**Brief**
Tell me how many lines in the entries below contain the word "barrio"; reply with the number and nothing else.

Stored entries
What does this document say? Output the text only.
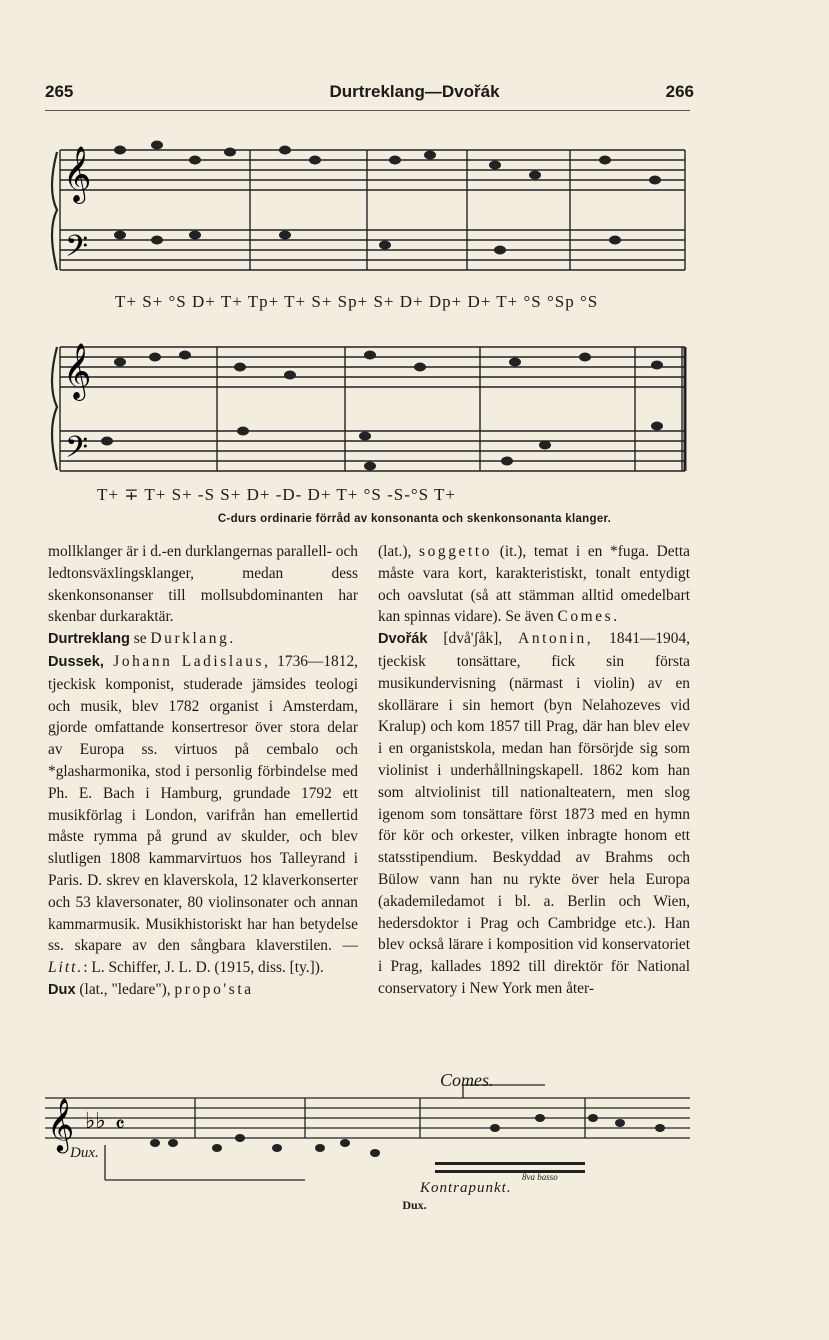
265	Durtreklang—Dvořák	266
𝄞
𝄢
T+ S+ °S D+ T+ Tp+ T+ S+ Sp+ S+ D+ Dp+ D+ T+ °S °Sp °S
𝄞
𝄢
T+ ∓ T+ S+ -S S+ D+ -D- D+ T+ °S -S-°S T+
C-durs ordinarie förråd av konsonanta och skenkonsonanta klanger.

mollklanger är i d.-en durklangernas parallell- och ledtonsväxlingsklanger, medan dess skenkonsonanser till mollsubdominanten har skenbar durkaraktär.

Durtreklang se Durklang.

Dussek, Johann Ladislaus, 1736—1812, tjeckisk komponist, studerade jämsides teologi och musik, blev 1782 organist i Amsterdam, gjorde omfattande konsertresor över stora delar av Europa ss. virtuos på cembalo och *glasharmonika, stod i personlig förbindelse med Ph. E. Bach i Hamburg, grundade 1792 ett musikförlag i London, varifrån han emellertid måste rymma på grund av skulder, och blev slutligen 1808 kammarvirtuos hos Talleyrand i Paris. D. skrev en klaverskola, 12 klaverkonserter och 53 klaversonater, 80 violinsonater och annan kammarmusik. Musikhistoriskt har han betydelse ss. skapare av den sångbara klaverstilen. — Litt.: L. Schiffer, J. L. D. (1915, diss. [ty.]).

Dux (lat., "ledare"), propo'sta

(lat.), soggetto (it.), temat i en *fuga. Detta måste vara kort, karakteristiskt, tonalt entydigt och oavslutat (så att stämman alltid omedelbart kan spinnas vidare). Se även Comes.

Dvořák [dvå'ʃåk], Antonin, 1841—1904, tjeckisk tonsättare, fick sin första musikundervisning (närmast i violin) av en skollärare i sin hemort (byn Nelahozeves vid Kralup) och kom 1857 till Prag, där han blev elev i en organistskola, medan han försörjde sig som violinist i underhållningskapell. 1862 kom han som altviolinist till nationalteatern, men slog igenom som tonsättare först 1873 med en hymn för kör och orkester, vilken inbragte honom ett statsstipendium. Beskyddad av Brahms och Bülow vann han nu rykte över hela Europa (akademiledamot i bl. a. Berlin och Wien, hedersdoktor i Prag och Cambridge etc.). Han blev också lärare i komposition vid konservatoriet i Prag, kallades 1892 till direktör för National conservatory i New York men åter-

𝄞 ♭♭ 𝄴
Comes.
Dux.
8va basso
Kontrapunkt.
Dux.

==

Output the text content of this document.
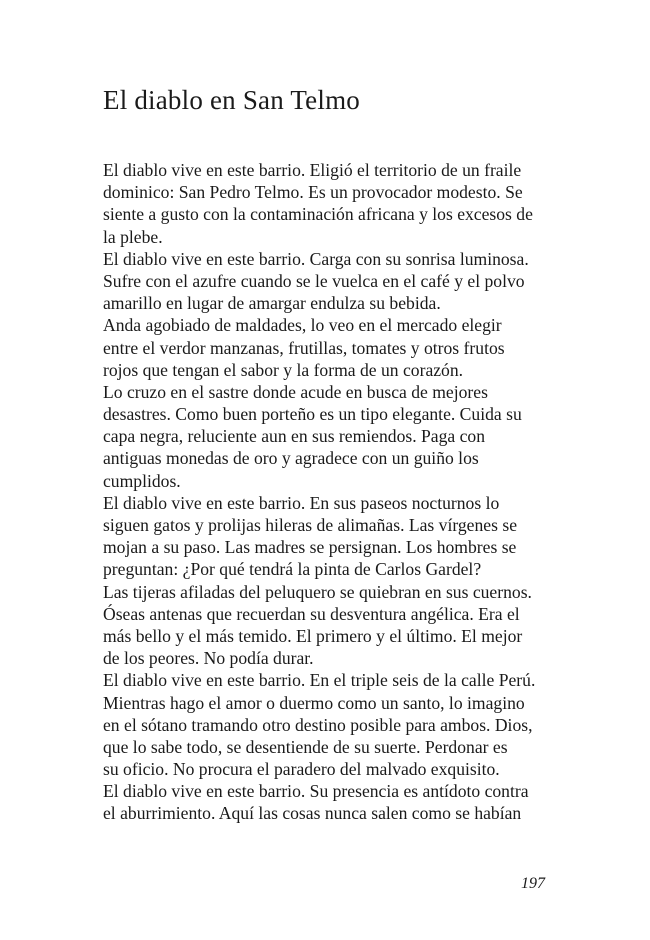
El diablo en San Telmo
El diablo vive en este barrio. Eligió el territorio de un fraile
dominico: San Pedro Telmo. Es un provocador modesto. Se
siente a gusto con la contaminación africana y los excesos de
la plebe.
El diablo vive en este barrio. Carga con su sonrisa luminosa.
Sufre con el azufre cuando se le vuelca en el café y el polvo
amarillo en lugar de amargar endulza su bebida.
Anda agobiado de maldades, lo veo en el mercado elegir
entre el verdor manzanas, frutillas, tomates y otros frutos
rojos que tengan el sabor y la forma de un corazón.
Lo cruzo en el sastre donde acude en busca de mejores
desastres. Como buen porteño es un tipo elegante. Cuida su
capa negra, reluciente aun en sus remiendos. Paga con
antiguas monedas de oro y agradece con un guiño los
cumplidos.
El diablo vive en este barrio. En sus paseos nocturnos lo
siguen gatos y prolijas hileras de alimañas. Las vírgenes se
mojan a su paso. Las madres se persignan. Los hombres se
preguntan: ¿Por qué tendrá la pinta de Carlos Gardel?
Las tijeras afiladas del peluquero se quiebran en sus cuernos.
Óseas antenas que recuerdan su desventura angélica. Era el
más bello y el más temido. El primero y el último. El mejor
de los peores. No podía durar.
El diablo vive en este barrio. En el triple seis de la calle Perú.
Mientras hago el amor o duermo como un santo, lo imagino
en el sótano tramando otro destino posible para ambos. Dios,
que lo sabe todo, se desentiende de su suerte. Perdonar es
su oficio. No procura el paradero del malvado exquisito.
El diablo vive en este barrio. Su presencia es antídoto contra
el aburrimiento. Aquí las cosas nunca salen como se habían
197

**Output for this exercise**
5